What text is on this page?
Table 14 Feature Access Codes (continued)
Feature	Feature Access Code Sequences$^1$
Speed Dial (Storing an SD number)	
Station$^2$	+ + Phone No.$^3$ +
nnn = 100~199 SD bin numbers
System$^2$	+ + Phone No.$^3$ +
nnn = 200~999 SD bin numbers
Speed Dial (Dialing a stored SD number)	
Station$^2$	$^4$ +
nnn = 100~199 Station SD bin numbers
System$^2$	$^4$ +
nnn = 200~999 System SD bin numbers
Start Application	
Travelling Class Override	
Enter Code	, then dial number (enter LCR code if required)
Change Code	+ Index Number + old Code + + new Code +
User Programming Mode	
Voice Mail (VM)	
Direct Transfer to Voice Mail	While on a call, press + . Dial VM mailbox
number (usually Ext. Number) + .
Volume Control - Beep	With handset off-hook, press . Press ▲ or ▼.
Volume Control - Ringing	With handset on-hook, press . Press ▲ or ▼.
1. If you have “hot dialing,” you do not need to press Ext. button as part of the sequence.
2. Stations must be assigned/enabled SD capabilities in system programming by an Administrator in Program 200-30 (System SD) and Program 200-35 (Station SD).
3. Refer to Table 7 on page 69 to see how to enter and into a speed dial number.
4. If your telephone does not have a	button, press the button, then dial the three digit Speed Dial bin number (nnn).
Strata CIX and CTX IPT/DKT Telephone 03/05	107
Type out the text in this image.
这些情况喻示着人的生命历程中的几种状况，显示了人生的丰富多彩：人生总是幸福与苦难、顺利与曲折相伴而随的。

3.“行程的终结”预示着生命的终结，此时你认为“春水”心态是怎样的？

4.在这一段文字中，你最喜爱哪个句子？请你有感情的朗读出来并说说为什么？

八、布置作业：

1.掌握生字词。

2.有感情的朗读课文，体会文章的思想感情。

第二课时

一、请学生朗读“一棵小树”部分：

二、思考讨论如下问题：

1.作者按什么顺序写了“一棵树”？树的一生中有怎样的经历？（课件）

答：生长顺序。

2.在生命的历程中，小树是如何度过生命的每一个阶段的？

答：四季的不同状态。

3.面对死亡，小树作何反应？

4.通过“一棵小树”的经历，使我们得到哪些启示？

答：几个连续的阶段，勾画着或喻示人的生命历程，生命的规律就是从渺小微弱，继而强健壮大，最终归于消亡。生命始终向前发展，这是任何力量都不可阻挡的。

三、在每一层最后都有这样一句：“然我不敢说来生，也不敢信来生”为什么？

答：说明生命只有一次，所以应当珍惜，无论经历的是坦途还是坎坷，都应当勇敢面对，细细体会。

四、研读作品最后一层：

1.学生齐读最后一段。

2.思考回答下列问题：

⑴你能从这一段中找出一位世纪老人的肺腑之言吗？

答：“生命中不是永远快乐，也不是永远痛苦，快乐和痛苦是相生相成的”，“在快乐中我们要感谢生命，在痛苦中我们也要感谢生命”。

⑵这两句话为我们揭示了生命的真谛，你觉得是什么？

*****

Stated exercise
Print the whole listing exactly as it is.

Solution
What text is on this page?
Table 14 Feature Access Codes (continued)
Feature	Feature Access Code Sequences$^1$
Speed Dial (Storing an SD number)	
Station$^2$	+ + Phone No.$^3$ +
nnn = 100~199 SD bin numbers
System$^2$	+ + Phone No.$^3$ +
nnn = 200~999 SD bin numbers
Speed Dial (Dialing a stored SD number)	
Station$^2$	$^4$ +
nnn = 100~199 Station SD bin numbers
System$^2$	$^4$ +
nnn = 200~999 System SD bin numbers
Start Application	
Travelling Class Override	
Enter Code	, then dial number (enter LCR code if required)
Change Code	+ Index Number + old Code + + new Code +
User Programming Mode	
Voice Mail (VM)	
Direct Transfer to Voice Mail	While on a call, press + . Dial VM mailbox
number (usually Ext. Number) + .
Volume Control - Beep	With handset off-hook, press . Press ▲ or ▼.
Volume Control - Ringing	With handset on-hook, press . Press ▲ or ▼.
1. If you have “hot dialing,” you do not need to press Ext. button as part of the sequence.
2. Stations must be assigned/enabled SD capabilities in system programming by an Administrator in Program 200-30 (System SD) and Program 200-35 (Station SD).
3. Refer to Table 7 on page 69 to see how to enter and into a speed dial number.
4. If your telephone does not have a	button, press the button, then dial the three digit Speed Dial bin number (nnn).
Strata CIX and CTX IPT/DKT Telephone 03/05	107
Type out the text in this image.
这些情况喻示着人的生命历程中的几种状况，显示了人生的丰富多彩：人生总是幸福与苦难、顺利与曲折相伴而随的。

3.“行程的终结”预示着生命的终结，此时你认为“春水”心态是怎样的？

4.在这一段文字中，你最喜爱哪个句子？请你有感情的朗读出来并说说为什么？

八、布置作业：

1.掌握生字词。

2.有感情的朗读课文，体会文章的思想感情。

第二课时

一、请学生朗读“一棵小树”部分：

二、思考讨论如下问题：

1.作者按什么顺序写了“一棵树”？树的一生中有怎样的经历？（课件）

答：生长顺序。

2.在生命的历程中，小树是如何度过生命的每一个阶段的？

答：四季的不同状态。

3.面对死亡，小树作何反应？

4.通过“一棵小树”的经历，使我们得到哪些启示？

答：几个连续的阶段，勾画着或喻示人的生命历程，生命的规律就是从渺小微弱，继而强健壮大，最终归于消亡。生命始终向前发展，这是任何力量都不可阻挡的。

三、在每一层最后都有这样一句：“然我不敢说来生，也不敢信来生”为什么？

答：说明生命只有一次，所以应当珍惜，无论经历的是坦途还是坎坷，都应当勇敢面对，细细体会。

四、研读作品最后一层：

1.学生齐读最后一段。

2.思考回答下列问题：

⑴你能从这一段中找出一位世纪老人的肺腑之言吗？

答：“生命中不是永远快乐，也不是永远痛苦，快乐和痛苦是相生相成的”，“在快乐中我们要感谢生命，在痛苦中我们也要感谢生命”。

⑵这两句话为我们揭示了生命的真谛，你觉得是什么？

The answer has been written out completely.